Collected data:
** Start **

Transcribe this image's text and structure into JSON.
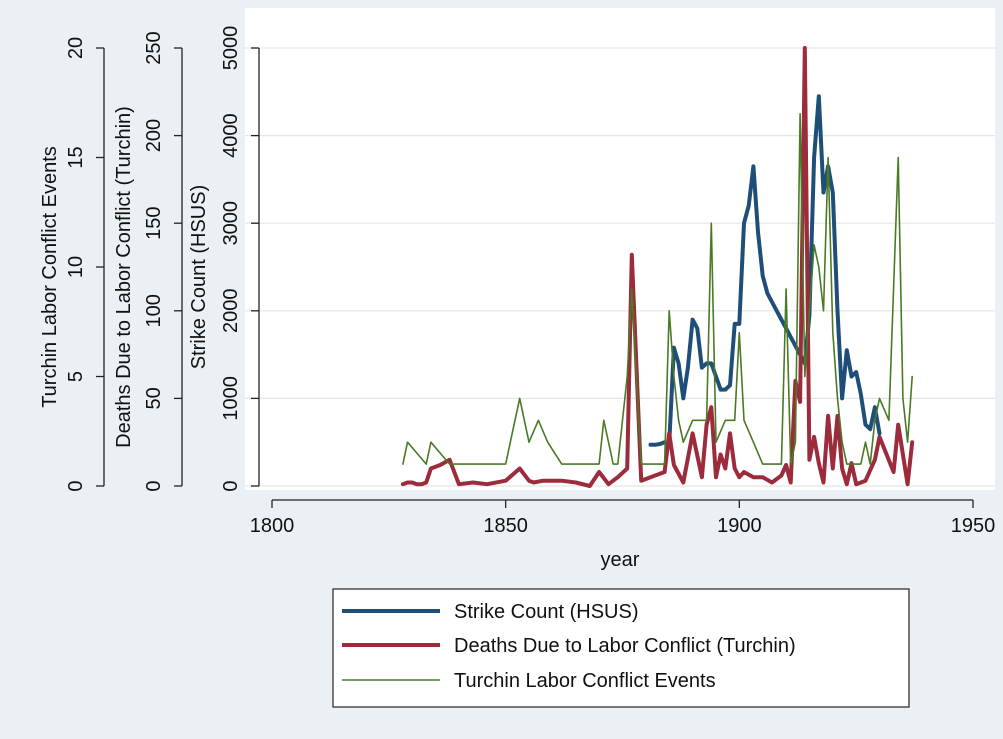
{
  "chart_data": {
    "type": "line",
    "xlabel": "year",
    "xlim": [
      1796,
      1953
    ],
    "x_ticks": [
      1800,
      1850,
      1900,
      1950
    ],
    "grid": true,
    "legend_position": "bottom",
    "y_axes": [
      {
        "id": "events",
        "label": "Turchin Labor Conflict Events",
        "lim": [
          0,
          20
        ],
        "ticks": [
          0,
          5,
          10,
          15,
          20
        ]
      },
      {
        "id": "deaths",
        "label": "Deaths Due to Labor Conflict (Turchin)",
        "lim": [
          0,
          250
        ],
        "ticks": [
          0,
          50,
          100,
          150,
          200,
          250
        ]
      },
      {
        "id": "strikes",
        "label": "Strike Count (HSUS)",
        "lim": [
          0,
          5000
        ],
        "ticks": [
          0,
          1000,
          2000,
          3000,
          4000,
          5000
        ]
      }
    ],
    "series": [
      {
        "name": "Strike Count (HSUS)",
        "axis": "strikes",
        "color": "#1f4e79",
        "width": 4,
        "x": [
          1881,
          1882,
          1883,
          1884,
          1885,
          1886,
          1887,
          1888,
          1889,
          1890,
          1891,
          1892,
          1893,
          1894,
          1895,
          1896,
          1897,
          1898,
          1899,
          1900,
          1901,
          1902,
          1903,
          1904,
          1905,
          1906,
          1907,
          1908,
          1909,
          1910,
          1911,
          1912,
          1913,
          1914,
          1915,
          1916,
          1917,
          1918,
          1919,
          1920,
          1921,
          1922,
          1923,
          1924,
          1925,
          1926,
          1927,
          1928,
          1929,
          1930
        ],
        "y": [
          470,
          470,
          480,
          500,
          480,
          1580,
          1400,
          1000,
          1350,
          1900,
          1800,
          1350,
          1400,
          1400,
          1250,
          1100,
          1100,
          1150,
          1850,
          1850,
          3000,
          3200,
          3650,
          2900,
          2400,
          2200,
          2100,
          2000,
          1900,
          1800,
          1700,
          1600,
          1500,
          1400,
          1950,
          3750,
          4450,
          3350,
          3650,
          3350,
          2000,
          1000,
          1550,
          1250,
          1300,
          1050,
          700,
          650,
          900,
          600
        ]
      },
      {
        "name": "Deaths Due to Labor Conflict (Turchin)",
        "axis": "deaths",
        "color": "#9c2b3b",
        "width": 4,
        "x": [
          1828,
          1829,
          1830,
          1831,
          1832,
          1833,
          1834,
          1836,
          1838,
          1840,
          1843,
          1846,
          1850,
          1853,
          1855,
          1856,
          1858,
          1860,
          1862,
          1865,
          1868,
          1870,
          1872,
          1874,
          1876,
          1877,
          1879,
          1881,
          1884,
          1885,
          1886,
          1888,
          1890,
          1892,
          1893,
          1894,
          1895,
          1896,
          1897,
          1898,
          1899,
          1900,
          1901,
          1903,
          1905,
          1907,
          1909,
          1910,
          1911,
          1912,
          1913,
          1914,
          1915,
          1916,
          1917,
          1918,
          1919,
          1920,
          1921,
          1922,
          1923,
          1924,
          1925,
          1927,
          1929,
          1930,
          1933,
          1934,
          1936,
          1937
        ],
        "y": [
          1,
          2,
          2,
          1,
          1,
          2,
          10,
          12,
          15,
          1,
          2,
          1,
          3,
          10,
          3,
          2,
          3,
          3,
          3,
          2,
          0,
          8,
          1,
          5,
          10,
          132,
          3,
          5,
          8,
          30,
          12,
          2,
          30,
          5,
          35,
          45,
          5,
          18,
          10,
          30,
          10,
          5,
          8,
          5,
          5,
          2,
          6,
          12,
          2,
          60,
          48,
          250,
          15,
          28,
          13,
          2,
          40,
          10,
          40,
          10,
          1,
          13,
          1,
          3,
          15,
          28,
          8,
          35,
          1,
          25
        ]
      },
      {
        "name": "Turchin Labor Conflict Events",
        "axis": "events",
        "color": "#4a7a24",
        "width": 1.6,
        "x": [
          1828,
          1829,
          1831,
          1833,
          1834,
          1836,
          1838,
          1840,
          1842,
          1845,
          1848,
          1850,
          1851,
          1853,
          1855,
          1857,
          1859,
          1862,
          1865,
          1870,
          1871,
          1873,
          1874,
          1876,
          1877,
          1879,
          1881,
          1884,
          1885,
          1886,
          1887,
          1888,
          1890,
          1891,
          1893,
          1894,
          1895,
          1897,
          1899,
          1900,
          1901,
          1903,
          1905,
          1908,
          1909,
          1910,
          1911,
          1912,
          1913,
          1914,
          1915,
          1916,
          1917,
          1918,
          1919,
          1920,
          1921,
          1922,
          1923,
          1925,
          1926,
          1927,
          1928,
          1929,
          1930,
          1932,
          1934,
          1935,
          1936,
          1937
        ],
        "y": [
          1,
          2,
          1.5,
          1,
          2,
          1.5,
          1,
          1,
          1,
          1,
          1,
          1,
          2,
          4,
          2,
          3,
          2,
          1,
          1,
          1,
          3,
          1,
          1,
          5,
          9,
          1,
          1,
          1,
          8,
          5,
          3,
          2,
          3,
          3,
          3,
          12,
          2,
          3,
          3,
          7,
          3,
          2,
          1,
          1,
          1,
          9,
          1,
          2,
          17,
          5,
          8,
          11,
          10,
          8,
          15,
          7,
          4,
          2,
          1,
          1,
          1,
          2,
          1,
          3,
          4,
          3,
          15,
          4,
          2,
          5
        ]
      }
    ]
  }
}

** End **

§ **Work required**:
Copy every line of the records above that holds the word "name".

§ **Full answer**:
        "name": "Strike Count (HSUS)",
        "name": "Deaths Due to Labor Conflict (Turchin)",
        "name": "Turchin Labor Conflict Events",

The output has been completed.